--- Input rows ---
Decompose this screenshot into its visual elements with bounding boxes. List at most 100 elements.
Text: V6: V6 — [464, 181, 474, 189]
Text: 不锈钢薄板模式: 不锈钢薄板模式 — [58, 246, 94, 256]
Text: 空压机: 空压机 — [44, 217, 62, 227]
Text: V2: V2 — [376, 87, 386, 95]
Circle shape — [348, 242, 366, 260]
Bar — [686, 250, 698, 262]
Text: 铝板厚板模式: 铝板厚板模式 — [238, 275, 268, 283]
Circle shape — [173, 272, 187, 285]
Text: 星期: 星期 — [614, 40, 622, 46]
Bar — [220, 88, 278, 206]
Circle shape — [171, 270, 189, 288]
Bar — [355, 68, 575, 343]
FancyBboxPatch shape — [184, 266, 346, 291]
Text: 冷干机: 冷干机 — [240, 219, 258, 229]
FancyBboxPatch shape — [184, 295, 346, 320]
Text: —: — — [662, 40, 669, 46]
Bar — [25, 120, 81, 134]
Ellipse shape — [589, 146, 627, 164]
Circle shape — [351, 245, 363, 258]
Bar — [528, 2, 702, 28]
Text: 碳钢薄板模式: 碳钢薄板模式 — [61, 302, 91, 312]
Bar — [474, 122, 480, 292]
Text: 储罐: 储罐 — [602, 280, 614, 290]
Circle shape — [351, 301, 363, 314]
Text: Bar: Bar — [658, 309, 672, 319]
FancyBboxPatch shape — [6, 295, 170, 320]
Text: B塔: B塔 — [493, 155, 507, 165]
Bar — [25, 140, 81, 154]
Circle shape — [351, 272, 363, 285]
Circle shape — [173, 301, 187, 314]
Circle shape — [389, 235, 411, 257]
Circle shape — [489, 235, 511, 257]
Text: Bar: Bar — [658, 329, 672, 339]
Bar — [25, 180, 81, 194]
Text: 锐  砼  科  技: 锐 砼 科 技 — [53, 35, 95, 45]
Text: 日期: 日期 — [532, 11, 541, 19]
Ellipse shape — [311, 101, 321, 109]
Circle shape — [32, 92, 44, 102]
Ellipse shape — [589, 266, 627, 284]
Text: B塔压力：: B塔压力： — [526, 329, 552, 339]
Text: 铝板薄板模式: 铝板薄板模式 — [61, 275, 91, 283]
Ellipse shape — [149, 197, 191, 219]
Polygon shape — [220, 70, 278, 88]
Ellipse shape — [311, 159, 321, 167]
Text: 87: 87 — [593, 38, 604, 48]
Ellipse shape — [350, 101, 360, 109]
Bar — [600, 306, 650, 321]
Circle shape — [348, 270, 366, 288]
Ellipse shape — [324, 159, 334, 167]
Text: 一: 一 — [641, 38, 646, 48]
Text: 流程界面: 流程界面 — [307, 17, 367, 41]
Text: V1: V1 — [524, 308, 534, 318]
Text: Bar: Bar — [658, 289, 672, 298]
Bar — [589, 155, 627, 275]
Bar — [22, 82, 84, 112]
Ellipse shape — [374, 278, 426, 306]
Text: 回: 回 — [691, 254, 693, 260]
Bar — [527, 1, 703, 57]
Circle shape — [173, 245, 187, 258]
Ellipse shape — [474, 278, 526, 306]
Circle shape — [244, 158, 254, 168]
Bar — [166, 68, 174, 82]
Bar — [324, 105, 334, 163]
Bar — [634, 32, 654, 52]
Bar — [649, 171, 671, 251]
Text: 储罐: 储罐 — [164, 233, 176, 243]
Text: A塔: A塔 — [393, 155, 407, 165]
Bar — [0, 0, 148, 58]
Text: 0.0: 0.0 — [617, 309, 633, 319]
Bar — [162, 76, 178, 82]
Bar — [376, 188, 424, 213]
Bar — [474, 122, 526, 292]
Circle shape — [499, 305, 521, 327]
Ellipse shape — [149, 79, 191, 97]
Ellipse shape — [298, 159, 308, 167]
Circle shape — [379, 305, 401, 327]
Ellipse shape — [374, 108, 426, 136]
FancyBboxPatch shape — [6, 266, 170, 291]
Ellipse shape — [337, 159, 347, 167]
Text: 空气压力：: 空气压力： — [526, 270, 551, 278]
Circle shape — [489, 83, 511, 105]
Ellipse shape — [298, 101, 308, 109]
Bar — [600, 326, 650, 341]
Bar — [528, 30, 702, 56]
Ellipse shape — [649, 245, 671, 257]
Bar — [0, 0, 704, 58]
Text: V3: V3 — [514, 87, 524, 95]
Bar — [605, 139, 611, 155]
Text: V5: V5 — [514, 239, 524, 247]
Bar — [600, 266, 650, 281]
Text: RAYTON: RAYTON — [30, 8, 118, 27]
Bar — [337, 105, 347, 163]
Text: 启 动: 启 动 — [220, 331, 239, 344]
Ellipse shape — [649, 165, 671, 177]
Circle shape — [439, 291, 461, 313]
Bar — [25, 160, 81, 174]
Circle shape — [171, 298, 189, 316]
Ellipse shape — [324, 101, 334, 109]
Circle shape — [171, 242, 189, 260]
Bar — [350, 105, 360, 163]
---
Direction:
Can you write out the entire listing above again, substituting "Oval shape" for every occurrence of "Ellipse shape" and leaving everything else unchanged?

Answer for this exercise:
Decompose this screenshot into its visual elements with bounding boxes. List at most 100 elements.
Text: V6: V6 — [464, 181, 474, 189]
Text: 不锈钢薄板模式: 不锈钢薄板模式 — [58, 246, 94, 256]
Text: 空压机: 空压机 — [44, 217, 62, 227]
Text: V2: V2 — [376, 87, 386, 95]
Circle shape — [348, 242, 366, 260]
Bar — [686, 250, 698, 262]
Text: 铝板厚板模式: 铝板厚板模式 — [238, 275, 268, 283]
Circle shape — [173, 272, 187, 285]
Text: 星期: 星期 — [614, 40, 622, 46]
Bar — [220, 88, 278, 206]
Circle shape — [171, 270, 189, 288]
Bar — [355, 68, 575, 343]
FancyBboxPatch shape — [184, 266, 346, 291]
Text: 冷干机: 冷干机 — [240, 219, 258, 229]
FancyBboxPatch shape — [184, 295, 346, 320]
Text: —: — — [662, 40, 669, 46]
Bar — [25, 120, 81, 134]
Oval shape — [589, 146, 627, 164]
Circle shape — [351, 245, 363, 258]
Bar — [528, 2, 702, 28]
Text: 碳钢薄板模式: 碳钢薄板模式 — [61, 302, 91, 312]
Bar — [474, 122, 480, 292]
Text: 储罐: 储罐 — [602, 280, 614, 290]
Circle shape — [351, 301, 363, 314]
Text: Bar: Bar — [658, 309, 672, 319]
FancyBboxPatch shape — [6, 295, 170, 320]
Text: B塔: B塔 — [493, 155, 507, 165]
Bar — [25, 140, 81, 154]
Circle shape — [351, 272, 363, 285]
Circle shape — [173, 301, 187, 314]
Circle shape — [389, 235, 411, 257]
Circle shape — [489, 235, 511, 257]
Text: Bar: Bar — [658, 329, 672, 339]
Bar — [25, 180, 81, 194]
Text: 锐  砼  科  技: 锐 砼 科 技 — [53, 35, 95, 45]
Text: 日期: 日期 — [532, 11, 541, 19]
Oval shape — [311, 101, 321, 109]
Circle shape — [32, 92, 44, 102]
Oval shape — [589, 266, 627, 284]
Text: B塔压力：: B塔压力： — [526, 329, 552, 339]
Text: 铝板薄板模式: 铝板薄板模式 — [61, 275, 91, 283]
Oval shape — [149, 197, 191, 219]
Polygon shape — [220, 70, 278, 88]
Oval shape — [311, 159, 321, 167]
Text: 87: 87 — [593, 38, 604, 48]
Oval shape — [350, 101, 360, 109]
Bar — [600, 306, 650, 321]
Circle shape — [348, 270, 366, 288]
Oval shape — [324, 159, 334, 167]
Text: 一: 一 — [641, 38, 646, 48]
Text: 流程界面: 流程界面 — [307, 17, 367, 41]
Text: V1: V1 — [524, 308, 534, 318]
Text: Bar: Bar — [658, 289, 672, 298]
Bar — [589, 155, 627, 275]
Bar — [22, 82, 84, 112]
Oval shape — [374, 278, 426, 306]
Text: 回: 回 — [691, 254, 693, 260]
Bar — [527, 1, 703, 57]
Circle shape — [173, 245, 187, 258]
Oval shape — [474, 278, 526, 306]
Circle shape — [244, 158, 254, 168]
Bar — [166, 68, 174, 82]
Bar — [324, 105, 334, 163]
Bar — [634, 32, 654, 52]
Bar — [649, 171, 671, 251]
Text: 储罐: 储罐 — [164, 233, 176, 243]
Text: A塔: A塔 — [393, 155, 407, 165]
Bar — [0, 0, 148, 58]
Text: 0.0: 0.0 — [617, 309, 633, 319]
Bar — [162, 76, 178, 82]
Bar — [376, 188, 424, 213]
Bar — [474, 122, 526, 292]
Circle shape — [499, 305, 521, 327]
Oval shape — [149, 79, 191, 97]
Oval shape — [298, 159, 308, 167]
Circle shape — [379, 305, 401, 327]
Oval shape — [374, 108, 426, 136]
FancyBboxPatch shape — [6, 266, 170, 291]
Oval shape — [337, 159, 347, 167]
Text: 空气压力：: 空气压力： — [526, 270, 551, 278]
Circle shape — [489, 83, 511, 105]
Oval shape — [298, 101, 308, 109]
Bar — [600, 326, 650, 341]
Bar — [528, 30, 702, 56]
Oval shape — [649, 245, 671, 257]
Bar — [0, 0, 704, 58]
Text: V3: V3 — [514, 87, 524, 95]
Bar — [605, 139, 611, 155]
Text: V5: V5 — [514, 239, 524, 247]
Bar — [600, 266, 650, 281]
Text: RAYTON: RAYTON — [30, 8, 118, 27]
Bar — [337, 105, 347, 163]
Text: 启 动: 启 动 — [220, 331, 239, 344]
Oval shape — [649, 165, 671, 177]
Circle shape — [439, 291, 461, 313]
Bar — [25, 160, 81, 174]
Circle shape — [171, 298, 189, 316]
Oval shape — [324, 101, 334, 109]
Circle shape — [171, 242, 189, 260]
Bar — [350, 105, 360, 163]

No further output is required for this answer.